Then there was the time I almost met Anthrax…

Yeah, I know, “almost” meeting a band seems kind of pathetic.  But here’s the story…

These are the guys I almost had a beer with

Anthrax has been my favorite band, oh, since I was 15.  I’m not going to try to explain why, as I think someone trying to explain why a band connects with him or her is ultimately a tedious exercise, but suffice to say I think I saw/heard a lot of my personality through their music.  They had a fuckin’ sense of humor about themselves, and I appreciated that.  They read comics and Stephen King, as I did, and their guitarist at the time, Danny Spitz, used a guitar emblazoned with the Teenage Mutant Ninja Turtles – the original Eastman and Laird depictions, not the bastardized children’s cartoon versions.  Fuckin’ cool, IMO…

I had this poster up in my, I didn't date in high school, why?

Anyway, I lived through the ups and downs of the band over the next twenty plus years, even going so far as joining the Anthrax Fan Club sometime after turning 30 (don’t judge – I’m loyal to a fault).  The website, as fan club sites are wont to do, posted updates about the goings-on of the members, and it was here that I learned that their drummer, Charlie Benante, collected action figures, just like me.  Yeah, sure, he was the drummer of one of the legendary “Big Four” metal bands, but I used this as evidence against my wife’s claims that she had “married a geek.”

Early in my collecting career I was only buying the Lord of the Rings figures that came out with the Peter Jackson films (today…eh, it’s best I don’t get into that right now).  I still have most of them in their original boxes, unopened – largely because I have no place to display them – but I do have the “Fellowship” figures displayed in my classroom.  So that meant I had another set of the Fellowship still in their boxes.

The Fellowship of the Ring figures. I sent my duplicates of Aragorn and Frodo to Charlie.

OK, back to Anthrax.  One day a message comes up on the website that Charlie was looking for a couple figures for his LotR collection, namely a Frodo and an Aragorn.  He joked around a bit about how he knew it was geeky (damn you, Charlie!), but it was better than wasting his money on drugs (the band has always had a reputation for NOT doing drugs).  He then asked if anyone out there had those figures and offered Anthrax “swag” in exchange for them.

Damn right I was on that.

I emailed the guy who was running the website (“Brent”, I think)  that I had the figures, and almost immediately (maybe a day later), Charlie is emailing me about what I’d want for the figures.  Now, I was thinking a set of signed drumsticks (though I don’t have a drum set nor any real musical inclination), but then I emailed my twin about an idea I had – I wondered if I could get the chance to meet Charlie/have a beer with him next time they went on tour and came to Dallas?  I didn’t want to push it – I had visions of Charlie suddenly thinking he had some sort of weirdo emailing him – but my brother encouraged me to go ahead and ask – all Charlie could really do is laugh and say “nice try – how about a pair of signed drumsticks?”  So I emailed my idea, telling him how I’d like to buy him a beer.  He had posted a message a few weeks before, a “Blast-Beat”, talking about how important it was to stay in touch with your musical roots, and I’m pretty sure I mentioned that Anthrax was part of my “roots.”

------------------------------

**Request 1**
In the post about almost meeting Anthrax, which two figures was Charlie Benante looking for?

------------------------------

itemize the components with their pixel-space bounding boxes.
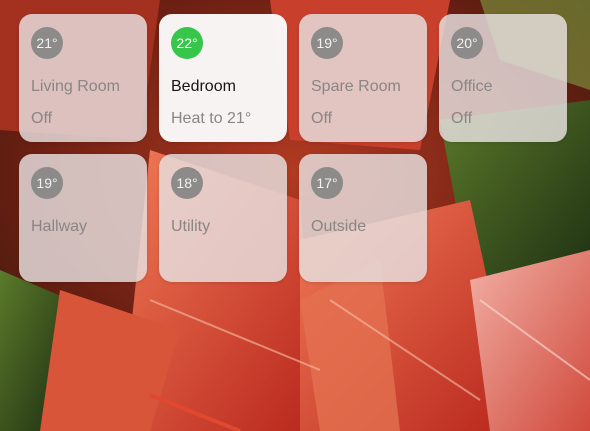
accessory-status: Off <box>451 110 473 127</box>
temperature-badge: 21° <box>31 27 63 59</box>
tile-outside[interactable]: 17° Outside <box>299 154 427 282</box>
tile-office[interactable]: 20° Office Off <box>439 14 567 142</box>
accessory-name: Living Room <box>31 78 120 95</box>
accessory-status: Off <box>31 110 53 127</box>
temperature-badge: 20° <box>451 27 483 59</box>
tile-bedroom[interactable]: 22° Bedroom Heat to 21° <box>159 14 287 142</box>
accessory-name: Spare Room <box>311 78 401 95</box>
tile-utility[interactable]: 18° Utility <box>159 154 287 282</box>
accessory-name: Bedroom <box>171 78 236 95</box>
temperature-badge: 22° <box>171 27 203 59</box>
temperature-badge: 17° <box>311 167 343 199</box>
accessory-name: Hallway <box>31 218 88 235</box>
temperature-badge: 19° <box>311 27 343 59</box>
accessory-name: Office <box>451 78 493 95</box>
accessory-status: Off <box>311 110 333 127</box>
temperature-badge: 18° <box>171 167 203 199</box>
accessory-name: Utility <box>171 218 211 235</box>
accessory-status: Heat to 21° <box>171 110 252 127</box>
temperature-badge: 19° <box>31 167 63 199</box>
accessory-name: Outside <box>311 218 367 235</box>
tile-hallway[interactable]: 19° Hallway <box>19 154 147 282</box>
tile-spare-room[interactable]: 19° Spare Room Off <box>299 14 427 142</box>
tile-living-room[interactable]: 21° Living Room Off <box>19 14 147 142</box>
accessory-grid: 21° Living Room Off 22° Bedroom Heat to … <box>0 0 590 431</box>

------------------------------

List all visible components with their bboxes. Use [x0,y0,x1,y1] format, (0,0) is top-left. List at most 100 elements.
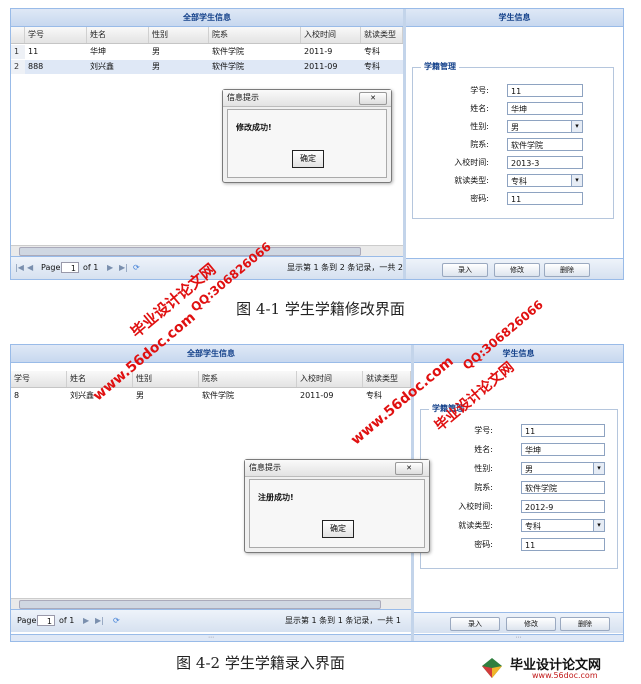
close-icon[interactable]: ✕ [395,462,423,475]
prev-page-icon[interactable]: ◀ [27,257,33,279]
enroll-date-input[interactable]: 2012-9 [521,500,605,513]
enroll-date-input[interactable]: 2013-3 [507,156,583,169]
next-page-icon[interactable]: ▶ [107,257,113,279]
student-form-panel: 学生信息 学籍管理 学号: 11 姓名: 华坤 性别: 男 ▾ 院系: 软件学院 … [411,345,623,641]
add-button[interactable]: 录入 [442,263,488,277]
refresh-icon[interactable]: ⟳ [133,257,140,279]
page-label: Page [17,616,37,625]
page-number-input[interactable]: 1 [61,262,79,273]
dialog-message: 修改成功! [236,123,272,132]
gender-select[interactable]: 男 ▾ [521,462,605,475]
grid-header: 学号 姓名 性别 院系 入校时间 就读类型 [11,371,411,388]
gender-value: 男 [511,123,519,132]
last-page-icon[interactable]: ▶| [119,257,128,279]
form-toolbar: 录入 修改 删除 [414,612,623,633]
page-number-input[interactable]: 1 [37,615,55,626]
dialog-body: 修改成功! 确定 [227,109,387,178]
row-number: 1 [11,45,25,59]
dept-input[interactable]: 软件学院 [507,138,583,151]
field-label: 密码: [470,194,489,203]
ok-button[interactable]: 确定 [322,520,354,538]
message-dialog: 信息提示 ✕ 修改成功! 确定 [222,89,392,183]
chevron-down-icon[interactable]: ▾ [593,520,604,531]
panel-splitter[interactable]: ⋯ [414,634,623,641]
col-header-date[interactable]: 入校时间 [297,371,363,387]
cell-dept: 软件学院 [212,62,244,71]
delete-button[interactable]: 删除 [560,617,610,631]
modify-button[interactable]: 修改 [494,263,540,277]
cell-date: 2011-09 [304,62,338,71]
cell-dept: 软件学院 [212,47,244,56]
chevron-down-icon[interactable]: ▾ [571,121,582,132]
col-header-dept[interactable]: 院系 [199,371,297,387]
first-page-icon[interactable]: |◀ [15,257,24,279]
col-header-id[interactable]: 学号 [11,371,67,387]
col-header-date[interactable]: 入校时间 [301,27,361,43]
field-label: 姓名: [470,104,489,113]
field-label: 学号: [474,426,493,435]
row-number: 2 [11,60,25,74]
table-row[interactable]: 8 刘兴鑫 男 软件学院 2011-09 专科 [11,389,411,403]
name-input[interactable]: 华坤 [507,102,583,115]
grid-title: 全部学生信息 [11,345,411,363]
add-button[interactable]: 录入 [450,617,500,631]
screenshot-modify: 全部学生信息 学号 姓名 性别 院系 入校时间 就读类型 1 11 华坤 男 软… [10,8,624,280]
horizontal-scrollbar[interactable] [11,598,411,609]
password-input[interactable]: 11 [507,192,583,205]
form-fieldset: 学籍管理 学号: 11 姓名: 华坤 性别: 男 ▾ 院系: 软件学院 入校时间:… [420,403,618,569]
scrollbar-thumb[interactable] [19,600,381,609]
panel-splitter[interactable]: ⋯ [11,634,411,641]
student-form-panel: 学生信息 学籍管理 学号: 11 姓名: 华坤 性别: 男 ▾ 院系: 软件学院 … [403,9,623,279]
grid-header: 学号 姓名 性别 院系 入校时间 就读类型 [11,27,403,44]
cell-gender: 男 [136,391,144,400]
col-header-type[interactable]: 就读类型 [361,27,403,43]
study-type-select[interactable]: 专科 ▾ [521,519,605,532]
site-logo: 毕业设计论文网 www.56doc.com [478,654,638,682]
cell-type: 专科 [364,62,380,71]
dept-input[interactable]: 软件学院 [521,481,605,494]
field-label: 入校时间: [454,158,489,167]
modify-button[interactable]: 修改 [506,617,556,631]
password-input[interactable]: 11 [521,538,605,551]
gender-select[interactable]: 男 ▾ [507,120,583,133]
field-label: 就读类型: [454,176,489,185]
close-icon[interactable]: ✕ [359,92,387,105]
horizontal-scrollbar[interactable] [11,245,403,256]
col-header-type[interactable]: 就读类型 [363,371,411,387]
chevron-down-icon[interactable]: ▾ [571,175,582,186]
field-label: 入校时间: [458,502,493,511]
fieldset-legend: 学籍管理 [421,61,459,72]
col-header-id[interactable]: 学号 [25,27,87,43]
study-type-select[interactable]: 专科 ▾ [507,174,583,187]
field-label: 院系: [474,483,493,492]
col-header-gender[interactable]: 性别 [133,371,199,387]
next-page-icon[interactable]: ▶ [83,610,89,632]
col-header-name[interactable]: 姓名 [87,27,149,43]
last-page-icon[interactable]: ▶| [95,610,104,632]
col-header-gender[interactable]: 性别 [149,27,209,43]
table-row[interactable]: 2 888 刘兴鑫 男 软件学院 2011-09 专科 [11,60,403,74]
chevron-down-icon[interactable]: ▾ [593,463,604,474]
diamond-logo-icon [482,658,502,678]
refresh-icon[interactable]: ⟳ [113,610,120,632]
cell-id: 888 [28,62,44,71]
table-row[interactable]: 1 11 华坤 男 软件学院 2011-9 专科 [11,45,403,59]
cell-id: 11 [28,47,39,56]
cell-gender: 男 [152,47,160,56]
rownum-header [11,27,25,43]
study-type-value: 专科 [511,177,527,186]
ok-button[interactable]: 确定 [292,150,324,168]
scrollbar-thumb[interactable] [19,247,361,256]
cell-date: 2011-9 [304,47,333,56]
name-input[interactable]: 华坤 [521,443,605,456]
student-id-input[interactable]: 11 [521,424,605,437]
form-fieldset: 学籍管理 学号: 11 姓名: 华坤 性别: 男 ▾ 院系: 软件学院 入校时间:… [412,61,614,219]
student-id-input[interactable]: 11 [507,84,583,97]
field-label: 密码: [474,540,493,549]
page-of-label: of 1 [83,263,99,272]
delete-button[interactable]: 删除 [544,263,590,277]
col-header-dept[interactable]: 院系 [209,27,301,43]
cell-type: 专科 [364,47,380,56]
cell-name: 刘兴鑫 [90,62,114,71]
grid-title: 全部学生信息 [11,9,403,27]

------------------------------

**Request 2**
Rewrite the second listing from the line with "close-icon[interactable]: ✕ [395,462,423,475]" to the line with "cell-dept: 软件学院 [212,47,244,56]", replacing "enroll-date-input" with "start-date-input" and leaving everything else unchanged.

**Full answer 1**
A Frodo and an Aragorn.

**Full answer 2**
close-icon[interactable]: ✕ [395,462,423,475]
prev-page-icon[interactable]: ◀ [27,257,33,279]
start-date-input[interactable]: 2012-9 [521,500,605,513]
start-date-input[interactable]: 2013-3 [507,156,583,169]
next-page-icon[interactable]: ▶ [107,257,113,279]
student-form-panel: 学生信息 学籍管理 学号: 11 姓名: 华坤 性别: 男 ▾ 院系: 软件学院 … [411,345,623,641]
add-button[interactable]: 录入 [442,263,488,277]
refresh-icon[interactable]: ⟳ [133,257,140,279]
page-label: Page [17,616,37,625]
page-number-input[interactable]: 1 [61,262,79,273]
dialog-message: 修改成功! [236,123,272,132]
gender-select[interactable]: 男 ▾ [521,462,605,475]
grid-header: 学号 姓名 性别 院系 入校时间 就读类型 [11,371,411,388]
gender-value: 男 [511,123,519,132]
last-page-icon[interactable]: ▶| [119,257,128,279]
form-toolbar: 录入 修改 删除 [414,612,623,633]
page-number-input[interactable]: 1 [37,615,55,626]
dialog-body: 修改成功! 确定 [227,109,387,178]
row-number: 1 [11,45,25,59]
dept-input[interactable]: 软件学院 [507,138,583,151]
field-label: 密码: [470,194,489,203]
ok-button[interactable]: 确定 [322,520,354,538]
message-dialog: 信息提示 ✕ 修改成功! 确定 [222,89,392,183]
chevron-down-icon[interactable]: ▾ [593,520,604,531]
panel-splitter[interactable]: ⋯ [414,634,623,641]
col-header-date[interactable]: 入校时间 [297,371,363,387]
cell-dept: 软件学院 [212,62,244,71]
delete-button[interactable]: 删除 [560,617,610,631]
modify-button[interactable]: 修改 [494,263,540,277]
cell-date: 2011-09 [304,62,338,71]
cell-dept: 软件学院 [212,47,244,56]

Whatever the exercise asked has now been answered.